» Aim of the exercise: Pick up the news report on Angus Deaton's 2015 economics Nobel Prize right after its last sentence and carry it on.

» Text segment:
^^^^^^^^

British-born economist Angus Deaton has won the 2015 economics Nobel Prize for his work on consumption, poverty and welfare that has helped governments to improve policy through tools such as household surveys and tax changes. The Royal Swedish Academy of Sciences said the microeconomist’s work had been a major influence on policy making, helping for example to determine how different social groups are affected by specific changes in taxation.
“To design economic policy that promotes welfare and reduces poverty, we must first understand individual consumption choices,” the award-giving body said in announcing the 8 million Swedish crown ($978,000) prize.
In his first public comments after winning the Nobel prize, Deaton said that, while extreme poverty has fallen sharply in the last 20 to 30 years and that he expected this trend to continue, he did not want to sound like a “blind optimist”.

^^^^^^^^

» Extracted data:
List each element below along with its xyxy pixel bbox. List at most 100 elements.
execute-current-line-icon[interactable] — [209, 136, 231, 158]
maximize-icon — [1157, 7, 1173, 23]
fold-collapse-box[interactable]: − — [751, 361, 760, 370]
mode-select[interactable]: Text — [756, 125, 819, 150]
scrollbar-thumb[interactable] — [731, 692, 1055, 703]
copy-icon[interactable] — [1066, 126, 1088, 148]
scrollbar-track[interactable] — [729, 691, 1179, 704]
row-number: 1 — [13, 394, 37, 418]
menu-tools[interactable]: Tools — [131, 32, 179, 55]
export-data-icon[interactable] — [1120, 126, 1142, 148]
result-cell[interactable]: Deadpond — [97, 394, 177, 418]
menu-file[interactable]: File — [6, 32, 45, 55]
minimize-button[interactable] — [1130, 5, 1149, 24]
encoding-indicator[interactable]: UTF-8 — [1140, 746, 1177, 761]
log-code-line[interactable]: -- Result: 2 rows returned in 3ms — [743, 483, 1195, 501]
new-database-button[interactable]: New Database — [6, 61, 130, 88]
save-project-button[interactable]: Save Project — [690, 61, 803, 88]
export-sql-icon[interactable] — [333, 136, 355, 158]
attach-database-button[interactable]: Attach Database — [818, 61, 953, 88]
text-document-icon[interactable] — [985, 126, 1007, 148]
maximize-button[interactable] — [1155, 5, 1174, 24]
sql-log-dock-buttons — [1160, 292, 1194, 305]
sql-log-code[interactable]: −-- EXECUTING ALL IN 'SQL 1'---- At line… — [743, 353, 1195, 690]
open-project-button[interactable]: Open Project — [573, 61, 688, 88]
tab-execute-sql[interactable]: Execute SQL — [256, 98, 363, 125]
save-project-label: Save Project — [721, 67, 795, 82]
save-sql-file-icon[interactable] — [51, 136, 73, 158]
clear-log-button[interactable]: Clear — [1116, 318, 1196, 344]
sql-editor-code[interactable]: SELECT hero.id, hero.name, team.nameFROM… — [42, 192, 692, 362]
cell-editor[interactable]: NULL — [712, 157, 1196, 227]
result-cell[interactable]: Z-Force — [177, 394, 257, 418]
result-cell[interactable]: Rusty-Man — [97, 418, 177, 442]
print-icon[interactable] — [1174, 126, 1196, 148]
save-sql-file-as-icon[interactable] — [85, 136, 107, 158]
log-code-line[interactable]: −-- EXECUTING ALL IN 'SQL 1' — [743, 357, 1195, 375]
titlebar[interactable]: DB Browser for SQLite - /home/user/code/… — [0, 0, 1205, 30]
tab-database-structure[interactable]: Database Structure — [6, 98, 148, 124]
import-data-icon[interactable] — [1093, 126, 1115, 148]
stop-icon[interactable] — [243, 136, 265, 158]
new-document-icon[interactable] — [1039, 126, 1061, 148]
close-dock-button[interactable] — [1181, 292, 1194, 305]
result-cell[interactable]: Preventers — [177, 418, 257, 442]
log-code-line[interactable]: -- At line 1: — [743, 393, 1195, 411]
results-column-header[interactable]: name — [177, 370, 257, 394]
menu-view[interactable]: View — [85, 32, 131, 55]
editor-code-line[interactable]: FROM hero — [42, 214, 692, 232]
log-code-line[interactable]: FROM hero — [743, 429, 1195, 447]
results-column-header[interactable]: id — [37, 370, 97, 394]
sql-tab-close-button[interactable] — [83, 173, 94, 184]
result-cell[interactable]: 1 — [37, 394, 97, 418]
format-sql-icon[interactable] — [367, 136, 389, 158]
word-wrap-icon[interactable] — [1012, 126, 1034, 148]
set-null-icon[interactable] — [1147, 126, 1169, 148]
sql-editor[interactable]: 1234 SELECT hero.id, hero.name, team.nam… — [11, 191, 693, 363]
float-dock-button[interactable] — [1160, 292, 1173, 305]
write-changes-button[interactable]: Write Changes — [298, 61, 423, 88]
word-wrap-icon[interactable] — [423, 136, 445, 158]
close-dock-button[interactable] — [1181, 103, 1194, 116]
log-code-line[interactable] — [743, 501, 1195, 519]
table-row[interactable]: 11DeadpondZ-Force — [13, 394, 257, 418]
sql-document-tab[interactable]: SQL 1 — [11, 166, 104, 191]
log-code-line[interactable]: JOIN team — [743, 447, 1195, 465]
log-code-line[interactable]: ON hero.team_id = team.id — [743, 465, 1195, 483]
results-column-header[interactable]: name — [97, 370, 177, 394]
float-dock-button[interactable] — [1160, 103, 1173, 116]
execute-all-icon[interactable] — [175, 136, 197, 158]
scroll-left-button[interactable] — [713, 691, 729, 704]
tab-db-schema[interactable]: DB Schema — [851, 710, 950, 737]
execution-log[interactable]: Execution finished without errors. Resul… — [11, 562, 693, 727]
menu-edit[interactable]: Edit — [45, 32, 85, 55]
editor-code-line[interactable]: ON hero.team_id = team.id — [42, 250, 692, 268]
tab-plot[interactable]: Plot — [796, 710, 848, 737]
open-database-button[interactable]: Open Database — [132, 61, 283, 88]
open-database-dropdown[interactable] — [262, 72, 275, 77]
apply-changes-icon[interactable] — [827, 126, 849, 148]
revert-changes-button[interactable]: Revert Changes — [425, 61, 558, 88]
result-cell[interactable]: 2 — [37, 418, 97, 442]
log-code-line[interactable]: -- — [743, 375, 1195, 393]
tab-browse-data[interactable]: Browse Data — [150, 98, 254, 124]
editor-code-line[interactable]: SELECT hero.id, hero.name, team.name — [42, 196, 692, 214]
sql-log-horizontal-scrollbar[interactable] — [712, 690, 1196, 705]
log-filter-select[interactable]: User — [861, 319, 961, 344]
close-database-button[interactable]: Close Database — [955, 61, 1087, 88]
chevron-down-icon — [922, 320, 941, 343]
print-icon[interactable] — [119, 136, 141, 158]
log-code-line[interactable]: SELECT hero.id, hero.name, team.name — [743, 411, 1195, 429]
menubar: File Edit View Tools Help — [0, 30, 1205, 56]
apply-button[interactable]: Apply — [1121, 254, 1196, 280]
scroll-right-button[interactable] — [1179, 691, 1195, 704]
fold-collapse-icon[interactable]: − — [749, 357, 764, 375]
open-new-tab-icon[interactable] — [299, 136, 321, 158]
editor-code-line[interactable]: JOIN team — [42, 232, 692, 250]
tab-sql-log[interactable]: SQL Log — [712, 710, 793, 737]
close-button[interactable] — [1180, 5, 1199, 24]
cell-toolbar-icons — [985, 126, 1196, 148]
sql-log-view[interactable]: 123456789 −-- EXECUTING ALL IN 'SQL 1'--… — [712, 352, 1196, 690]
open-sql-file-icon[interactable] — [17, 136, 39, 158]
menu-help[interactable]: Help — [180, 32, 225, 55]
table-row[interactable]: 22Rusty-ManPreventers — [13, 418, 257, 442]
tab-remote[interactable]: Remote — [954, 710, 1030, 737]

^^^^^^^^

» Output for this exercise:
In one key work, “The Great Escape; Health, Wealth and the Origins of Inequality”, Deaton describes the huge increase in global prosperity in the past two centuries, underpinned by medical and technological advances, but also looks in depth at the inequalities to which that progress has given rise.
The economics prize, officially called the Sveriges Riksbank Prize in Economic Sciences in Memory of Alfred Nobel, was established in 1968. It was not part of the original group of awards set out in dynamite tycoon Nobel’s 1895 will.